■ Условие задачи 1 ■
Почему, согласно отрывку о поездке в Советский Союз, путешественникам пришлось ехать кружным путем?
■ Условие задачи 2 ■
Напишите продолжение отрывка о поездке в Советский Союз, начав сразу после его последней фразы.

Друзья сообщили мне из Каунаса, что в 1936 году, во время весенних каникул, организуется экскурсия художников в Советский Союз. Хоть лопни, я должен попасть в эту компанию! Началась интенсивная переписка с друзьями, заполнение анкет и все прочее, необходимое в этих случаях. Общество собралось интересное — старый мой друг Юозас Микенас, график Телесфорас Кулакаускас[97] (способный человек, веселый рассказчик, делавший обложки для некоторых номеров «Третьего фронта» и для моего сборника «Березы на ветру»), художники Адомас Гальдикас, Викторас Визгирда,[98] Антанае Гудайтис. От писателей ехали мы с Пятрасом Цвиркой.
Нашу поездку литовские власти разрешили! Это было просто удивительно. Видно, тут сыграли роль некоторые международные события: литовскому правительству, которое испытывало давление со стороны гитлеровской Германии, надо было продемонстрировать, что отношения Литвы с Советским Союзом улучшаются, и наша экскурсия должна была это доказать. Ранней весной, когда в Каунасе еще лежал снег, мы сели на поезд и уехали в ту страну, о которой ходило столько противоречивых слухов и которая, несмотря ни на что, так интересовала нас с Пятрасом. Мы ехали кружным путем, потому что тогда не было дипломатических отношений с Польшей и мы не могли пересекать ее территорию.
Вернувшись из поездки, я опубликовал в журнале «Культура» свои впечатления. Разумеется, эти заметки, написанные в условиях фашистской цензуры, не могли претендовать ни на полноту, ни на откровенность. Теперь, когда Ленинград и Москва хорошо знакомы многим литовцам, мои тогдашние впечатления могут показаться наивными. Но я считаю, что интереснее и точнее будет перепечатать их, чем писать заново.
«…В Ленинграде и Москве мне пришлось провести примерно десять дней, — писал я тогда. — Это объяснит, почему так отрывочны мои впечатления. Хоть я старался побывать повсюду, без помех ходил, куда хотел, — для того, чтобы узнать жизнь другой страны, нужно не только желание, но и время.
Советский Союз интересует сейчас и врагов, которые хотят его разрушить, и друзей, которых заботит мир. Особенно маленькие государства все больше ценят усилия Советского Союза, они чувствуют, что упрочение сил СССР и его борьба за мир в расшатанной европейской системе являются сейчас порукой независимости и безопасности малых стран.

■ Строки набора данных ■
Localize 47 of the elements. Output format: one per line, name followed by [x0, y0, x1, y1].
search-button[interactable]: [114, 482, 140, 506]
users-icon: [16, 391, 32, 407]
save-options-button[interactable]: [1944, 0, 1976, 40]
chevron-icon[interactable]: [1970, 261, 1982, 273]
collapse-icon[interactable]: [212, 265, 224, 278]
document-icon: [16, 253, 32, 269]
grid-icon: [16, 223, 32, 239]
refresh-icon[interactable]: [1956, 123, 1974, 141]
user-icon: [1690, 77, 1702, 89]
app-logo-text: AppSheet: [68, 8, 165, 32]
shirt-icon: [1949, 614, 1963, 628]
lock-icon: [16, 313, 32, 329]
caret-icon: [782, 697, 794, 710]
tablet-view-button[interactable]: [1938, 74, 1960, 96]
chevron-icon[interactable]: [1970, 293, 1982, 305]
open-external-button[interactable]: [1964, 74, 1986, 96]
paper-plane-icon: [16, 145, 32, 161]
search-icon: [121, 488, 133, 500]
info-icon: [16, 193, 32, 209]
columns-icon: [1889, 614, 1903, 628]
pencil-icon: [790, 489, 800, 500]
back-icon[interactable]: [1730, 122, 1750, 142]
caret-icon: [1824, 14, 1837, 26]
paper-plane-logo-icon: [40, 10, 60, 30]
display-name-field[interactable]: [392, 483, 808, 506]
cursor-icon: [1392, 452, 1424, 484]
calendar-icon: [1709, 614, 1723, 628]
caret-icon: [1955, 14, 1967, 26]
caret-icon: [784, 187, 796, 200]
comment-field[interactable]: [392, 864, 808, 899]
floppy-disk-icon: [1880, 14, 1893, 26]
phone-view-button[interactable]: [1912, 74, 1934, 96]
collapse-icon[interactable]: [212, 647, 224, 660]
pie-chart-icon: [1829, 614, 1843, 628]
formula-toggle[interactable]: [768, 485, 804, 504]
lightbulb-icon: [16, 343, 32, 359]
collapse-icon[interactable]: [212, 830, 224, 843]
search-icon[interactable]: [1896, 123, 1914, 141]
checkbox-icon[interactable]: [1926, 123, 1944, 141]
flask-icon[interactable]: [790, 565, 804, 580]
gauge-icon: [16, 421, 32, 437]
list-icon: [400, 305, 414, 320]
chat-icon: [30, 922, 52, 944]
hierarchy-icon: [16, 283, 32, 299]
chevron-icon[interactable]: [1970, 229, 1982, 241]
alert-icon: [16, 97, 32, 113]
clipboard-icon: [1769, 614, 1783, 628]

■ Ответ 1 ■
Тогда у Литвы не было дипломатических отношений с Польшей, и пересекать польскую территорию было нельзя.

■ Ответ 2 ■
Утром прохладного, хоть и солнечного весеннего дня мы въехали из Эстонии на территорию СССР. Лишь ряд колышков в поле разделяют два непохожих мира — Советский Союз и остальные государства Европы. Глаза внимательно подмечают здесь каждую мелочь, потому что кажется: все, даже природа, здесь должно быть иным. Но пейзаж здесь такой же, как и в Литве, — березовые рощи, местечки с башнями церквей, украшенными крестами. Все это похоже не только на Литву, но и на всю Прибалтику. Люди работают на железнодорожных путях, другие идут к станции с чемоданами. Все в рабочей одежде, в сапогах и галошах, так как солнце растопило снег и дороги еще не просохли.
Пока через поезд проходят таможенники, нам представился случай понаблюдать за жизнью вокзала. Вот идет по проселку из деревни красноармеец с молодой женой, которая несет запеленатого младенца. Красноармеец в длинной серой шинели, в сером суконном шлеме с пятиконечной звездой, знакомым по советским фильмам, он прощается с младенцем, несколько раз целует его, а потом жену, которая одной рукой держит ребенка, а другой вытирает слезы. Чувства человека всюду одинаковы.
Таможенники регистрируют нашу валюту, фотоаппараты и довольно тщательно, хоть и вежливо, просматривают вещи. Досмотр окончен, и мы трогаемся в путь — в Ленинград.
Пейзаж по всей дороге наш: березовые рощи, ольшаник, равнина, местами лежит снег, а где его нет, тянутся поля, которые отличаются от наших лишь тем, что на них не видно межей. Почти вся земля в Советском Союзе принадлежит колхозам.
Проводник вагона — маленький, тихий человек. Мы спрашиваем, он отвечает.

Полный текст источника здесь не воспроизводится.